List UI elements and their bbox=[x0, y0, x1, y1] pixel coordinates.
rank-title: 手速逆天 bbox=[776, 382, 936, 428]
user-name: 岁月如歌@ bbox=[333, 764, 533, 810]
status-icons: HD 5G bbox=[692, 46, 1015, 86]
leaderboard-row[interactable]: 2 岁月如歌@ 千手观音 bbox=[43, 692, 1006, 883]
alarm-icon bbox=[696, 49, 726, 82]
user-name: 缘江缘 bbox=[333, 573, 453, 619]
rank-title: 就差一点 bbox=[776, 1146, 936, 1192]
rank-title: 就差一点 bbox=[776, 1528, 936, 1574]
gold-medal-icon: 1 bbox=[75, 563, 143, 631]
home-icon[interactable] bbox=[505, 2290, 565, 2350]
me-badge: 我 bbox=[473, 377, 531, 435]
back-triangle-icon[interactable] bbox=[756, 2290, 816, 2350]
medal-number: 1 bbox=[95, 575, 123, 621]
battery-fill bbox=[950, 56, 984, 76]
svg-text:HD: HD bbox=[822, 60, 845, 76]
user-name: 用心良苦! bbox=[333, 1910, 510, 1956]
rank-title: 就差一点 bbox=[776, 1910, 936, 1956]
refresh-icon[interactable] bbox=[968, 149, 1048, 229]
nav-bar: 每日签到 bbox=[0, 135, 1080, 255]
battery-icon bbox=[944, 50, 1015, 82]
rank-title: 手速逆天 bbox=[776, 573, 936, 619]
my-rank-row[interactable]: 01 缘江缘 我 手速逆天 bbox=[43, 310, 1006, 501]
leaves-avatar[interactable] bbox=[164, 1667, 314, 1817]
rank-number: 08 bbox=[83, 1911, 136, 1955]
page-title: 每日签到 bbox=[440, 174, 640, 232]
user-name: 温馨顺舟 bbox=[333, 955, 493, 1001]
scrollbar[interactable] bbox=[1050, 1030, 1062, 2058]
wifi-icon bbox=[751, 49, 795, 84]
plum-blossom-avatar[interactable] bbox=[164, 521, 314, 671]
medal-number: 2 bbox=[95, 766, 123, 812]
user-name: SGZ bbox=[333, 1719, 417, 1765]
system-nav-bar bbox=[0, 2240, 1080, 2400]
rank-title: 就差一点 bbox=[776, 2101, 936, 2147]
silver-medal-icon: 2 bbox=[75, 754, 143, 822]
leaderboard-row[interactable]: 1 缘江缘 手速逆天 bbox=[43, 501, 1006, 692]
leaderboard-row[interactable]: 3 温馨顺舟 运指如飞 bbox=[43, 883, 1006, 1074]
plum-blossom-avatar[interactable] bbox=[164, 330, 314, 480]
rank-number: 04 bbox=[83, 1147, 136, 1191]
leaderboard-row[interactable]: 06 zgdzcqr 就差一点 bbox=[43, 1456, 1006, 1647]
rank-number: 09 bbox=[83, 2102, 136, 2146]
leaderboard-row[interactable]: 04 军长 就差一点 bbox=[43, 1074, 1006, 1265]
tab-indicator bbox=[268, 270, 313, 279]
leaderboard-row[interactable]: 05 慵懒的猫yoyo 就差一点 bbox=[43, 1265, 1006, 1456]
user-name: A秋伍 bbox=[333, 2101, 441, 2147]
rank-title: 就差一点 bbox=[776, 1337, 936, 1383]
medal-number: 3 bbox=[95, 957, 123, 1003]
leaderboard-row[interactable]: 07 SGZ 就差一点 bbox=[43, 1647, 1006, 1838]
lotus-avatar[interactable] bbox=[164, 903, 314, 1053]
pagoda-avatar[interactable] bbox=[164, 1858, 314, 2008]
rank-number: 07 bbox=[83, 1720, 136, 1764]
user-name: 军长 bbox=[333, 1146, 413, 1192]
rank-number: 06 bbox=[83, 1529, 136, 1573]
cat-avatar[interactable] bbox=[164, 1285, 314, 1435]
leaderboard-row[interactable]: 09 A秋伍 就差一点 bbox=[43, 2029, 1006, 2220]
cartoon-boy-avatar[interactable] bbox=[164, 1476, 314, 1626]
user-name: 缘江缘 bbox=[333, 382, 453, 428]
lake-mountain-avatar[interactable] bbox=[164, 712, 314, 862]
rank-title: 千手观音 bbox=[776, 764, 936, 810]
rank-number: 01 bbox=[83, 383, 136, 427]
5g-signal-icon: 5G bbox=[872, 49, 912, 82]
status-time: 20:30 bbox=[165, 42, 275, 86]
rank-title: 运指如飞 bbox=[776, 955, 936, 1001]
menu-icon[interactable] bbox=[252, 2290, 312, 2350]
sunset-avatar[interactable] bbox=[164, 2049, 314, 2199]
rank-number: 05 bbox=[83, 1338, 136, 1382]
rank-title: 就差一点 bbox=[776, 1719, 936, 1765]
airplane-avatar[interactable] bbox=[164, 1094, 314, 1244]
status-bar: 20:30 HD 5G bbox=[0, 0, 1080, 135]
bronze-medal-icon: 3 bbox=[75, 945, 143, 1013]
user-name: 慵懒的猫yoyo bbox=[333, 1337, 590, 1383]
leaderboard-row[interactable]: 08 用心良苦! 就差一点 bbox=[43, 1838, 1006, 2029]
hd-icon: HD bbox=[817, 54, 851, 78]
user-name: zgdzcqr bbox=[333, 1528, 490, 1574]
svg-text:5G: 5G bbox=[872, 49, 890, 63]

> _Problem statement_
Count the lines in the entries above that contain the string "运指如飞", with case counting. Reply with the number alone.

> _The result_
2